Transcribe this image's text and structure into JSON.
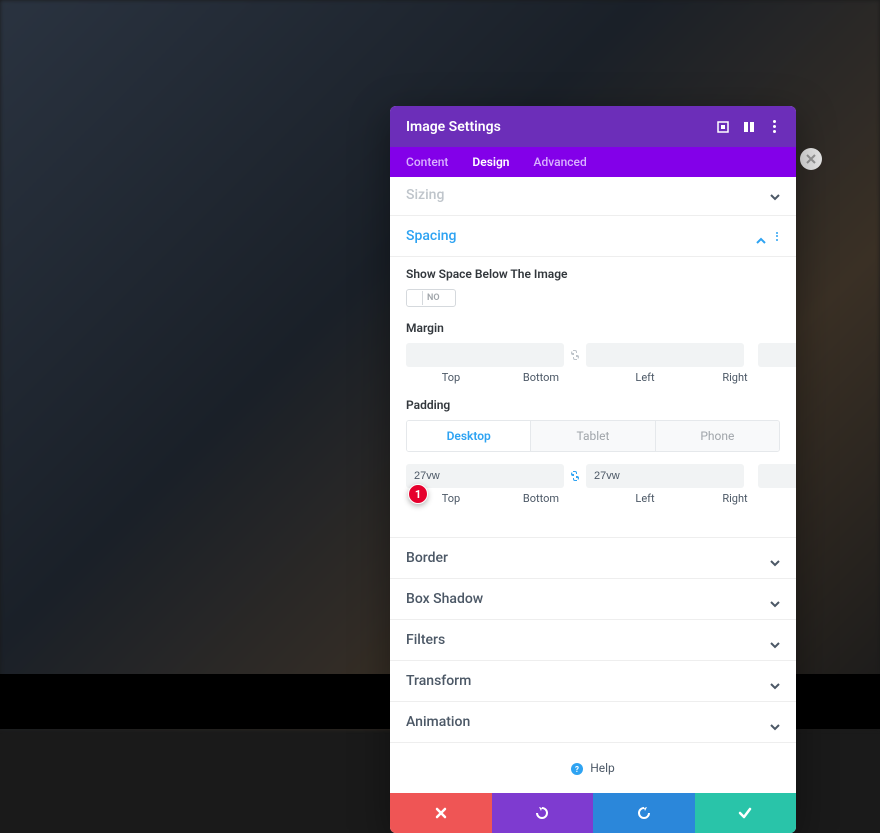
{
  "panel": {
    "title": "Image Settings"
  },
  "tabs": {
    "content": "Content",
    "design": "Design",
    "advanced": "Advanced"
  },
  "sections": {
    "sizing": "Sizing",
    "spacing": "Spacing",
    "border": "Border",
    "box_shadow": "Box Shadow",
    "filters": "Filters",
    "transform": "Transform",
    "animation": "Animation"
  },
  "spacing": {
    "show_space_label": "Show Space Below The Image",
    "show_space_value": "NO",
    "margin_label": "Margin",
    "margin": {
      "top": "",
      "bottom": "",
      "left": "",
      "right": ""
    },
    "padding_label": "Padding",
    "devices": {
      "desktop": "Desktop",
      "tablet": "Tablet",
      "phone": "Phone"
    },
    "padding": {
      "top": "27vw",
      "bottom": "27vw",
      "left": "",
      "right": ""
    },
    "sides": {
      "top": "Top",
      "bottom": "Bottom",
      "left": "Left",
      "right": "Right"
    }
  },
  "help": "Help",
  "annotation": "1"
}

_Problem to work on_. Output the data exactly. Pictures don't belong in the result.

_Task solution_.
Transcribe this image's text and structure into JSON.
{
  "panel": {
    "title": "Image Settings"
  },
  "tabs": {
    "content": "Content",
    "design": "Design",
    "advanced": "Advanced"
  },
  "sections": {
    "sizing": "Sizing",
    "spacing": "Spacing",
    "border": "Border",
    "box_shadow": "Box Shadow",
    "filters": "Filters",
    "transform": "Transform",
    "animation": "Animation"
  },
  "spacing": {
    "show_space_label": "Show Space Below The Image",
    "show_space_value": "NO",
    "margin_label": "Margin",
    "margin": {
      "top": "",
      "bottom": "",
      "left": "",
      "right": ""
    },
    "padding_label": "Padding",
    "devices": {
      "desktop": "Desktop",
      "tablet": "Tablet",
      "phone": "Phone"
    },
    "padding": {
      "top": "27vw",
      "bottom": "27vw",
      "left": "",
      "right": ""
    },
    "sides": {
      "top": "Top",
      "bottom": "Bottom",
      "left": "Left",
      "right": "Right"
    }
  },
  "help": "Help",
  "annotation": "1"
}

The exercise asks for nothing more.